Saved entries
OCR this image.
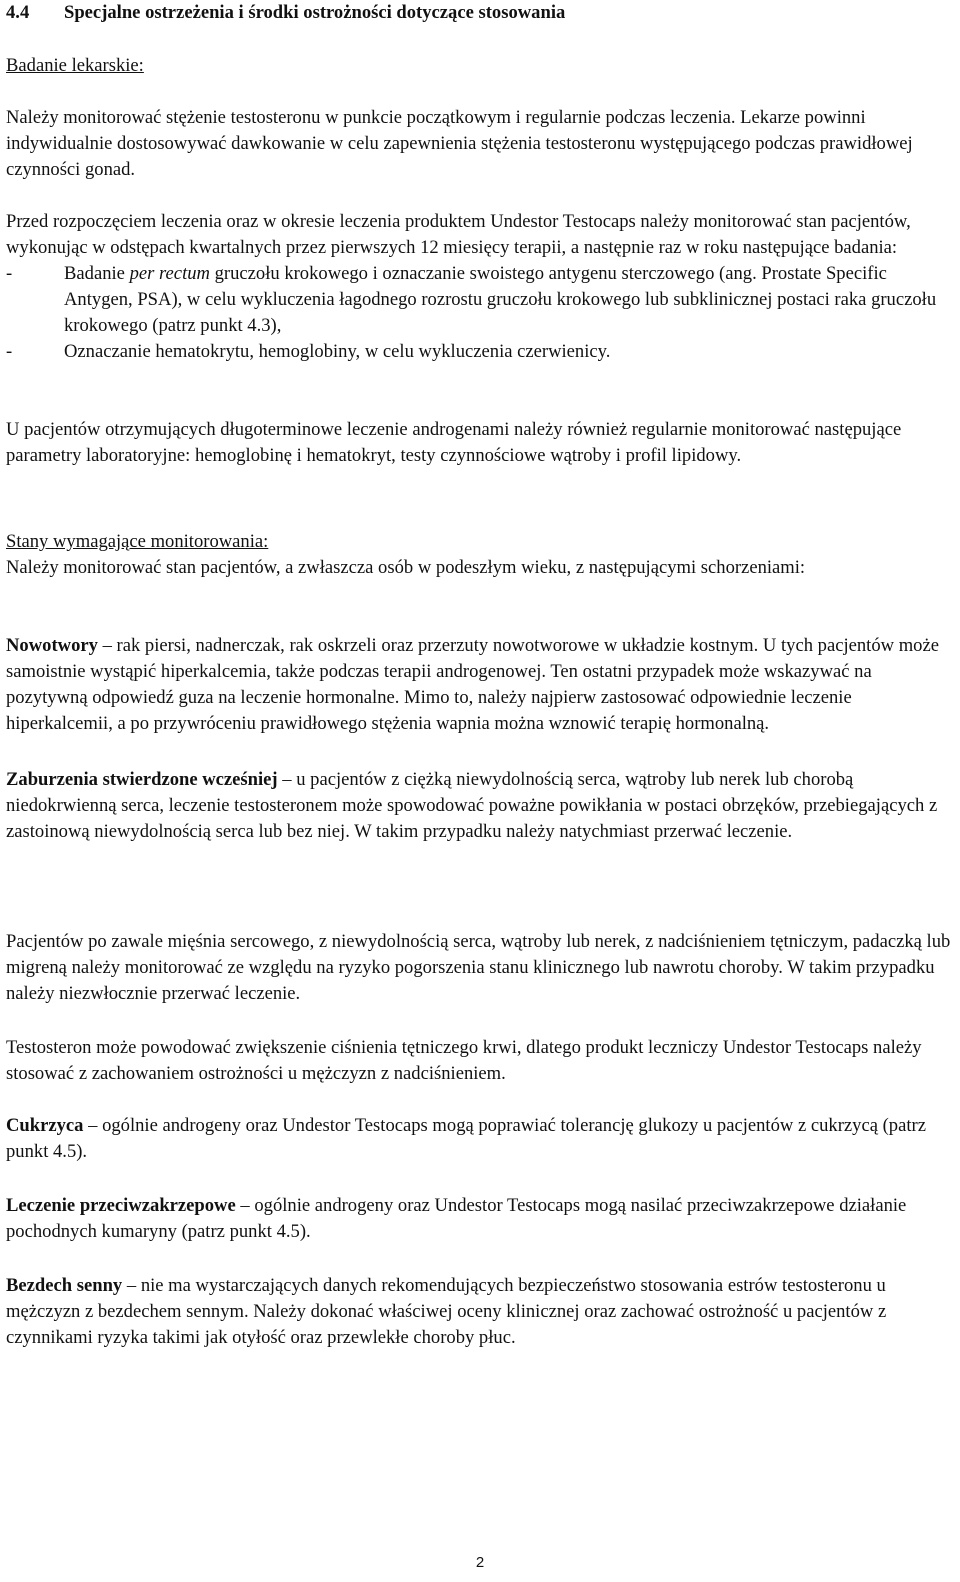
4.4 Specjalne ostrzeżenia i środki ostrożności dotyczące stosowania
Badanie lekarskie:

Należy monitorować stężenie testosteronu w punkcie początkowym i regularnie podczas leczenia. Lekarze powinni indywidualnie dostosowywać dawkowanie w celu zapewnienia stężenia testosteronu występującego podczas prawidłowej czynności gonad.

Przed rozpoczęciem leczenia oraz w okresie leczenia produktem Undestor Testocaps należy monitorować stan pacjentów, wykonując w odstępach kwartalnych przez pierwszych 12 miesięcy terapii, a następnie raz w roku następujące badania:

-	Badanie per rectum gruczołu krokowego i oznaczanie swoistego antygenu sterczowego (ang. Prostate Specific Antygen, PSA), w celu wykluczenia łagodnego rozrostu gruczołu krokowego lub subklinicznej postaci raka gruczołu krokowego (patrz punkt 4.3),

-	Oznaczanie hematokrytu, hemoglobiny, w celu wykluczenia czerwienicy.

U pacjentów otrzymujących długoterminowe leczenie androgenami należy również regularnie monitorować następujące parametry laboratoryjne: hemoglobinę i hematokryt, testy czynnościowe wątroby i profil lipidowy.

Stany wymagające monitorowania:

Należy monitorować stan pacjentów, a zwłaszcza osób w podeszłym wieku, z następującymi schorzeniami:

Nowotwory – rak piersi, nadnerczak, rak oskrzeli oraz przerzuty nowotworowe w układzie kostnym. U tych pacjentów może samoistnie wystąpić hiperkalcemia, także podczas terapii androgenowej. Ten ostatni przypadek może wskazywać na pozytywną odpowiedź guza na leczenie hormonalne. Mimo to, należy najpierw zastosować odpowiednie leczenie hiperkalcemii, a po przywróceniu prawidłowego stężenia wapnia można wznowić terapię hormonalną.

Zaburzenia stwierdzone wcześniej – u pacjentów z ciężką niewydolnością serca, wątroby lub nerek lub chorobą niedokrwienną serca, leczenie testosteronem może spowodować poważne powikłania w postaci obrzęków, przebiegających z zastoinową niewydolnością serca lub bez niej. W takim przypadku należy natychmiast przerwać leczenie.

Pacjentów po zawale mięśnia sercowego, z niewydolnością serca, wątroby lub nerek, z nadciśnieniem tętniczym, padaczką lub migreną należy monitorować ze względu na ryzyko pogorszenia stanu klinicznego lub nawrotu choroby. W takim przypadku należy niezwłocznie przerwać leczenie.

Testosteron może powodować zwiększenie ciśnienia tętniczego krwi, dlatego produkt leczniczy Undestor Testocaps należy stosować z zachowaniem ostrożności u mężczyzn z nadciśnieniem.

Cukrzyca – ogólnie androgeny oraz Undestor Testocaps mogą poprawiać tolerancję glukozy u pacjentów z cukrzycą (patrz punkt 4.5).

Leczenie przeciwzakrzepowe – ogólnie androgeny oraz Undestor Testocaps mogą nasilać przeciwzakrzepowe działanie pochodnych kumaryny (patrz punkt 4.5).

Bezdech senny – nie ma wystarczających danych rekomendujących bezpieczeństwo stosowania estrów testosteronu u mężczyzn z bezdechem sennym. Należy dokonać właściwej oceny klinicznej oraz zachować ostrożność u pacjentów z czynnikami ryzyka takimi jak otyłość oraz przewlekłe choroby płuc.

2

- Short problem
From the entries above, copy every line that holds the word "mogą".

- Output below
Cukrzyca – ogólnie androgeny oraz Undestor Testocaps mogą poprawiać tolerancję glukozy u pacjentów z cukrzycą (patrz punkt 4.5).
Leczenie przeciwzakrzepowe – ogólnie androgeny oraz Undestor Testocaps mogą nasilać przeciwzakrzepowe działanie pochodnych kumaryny (patrz punkt 4.5).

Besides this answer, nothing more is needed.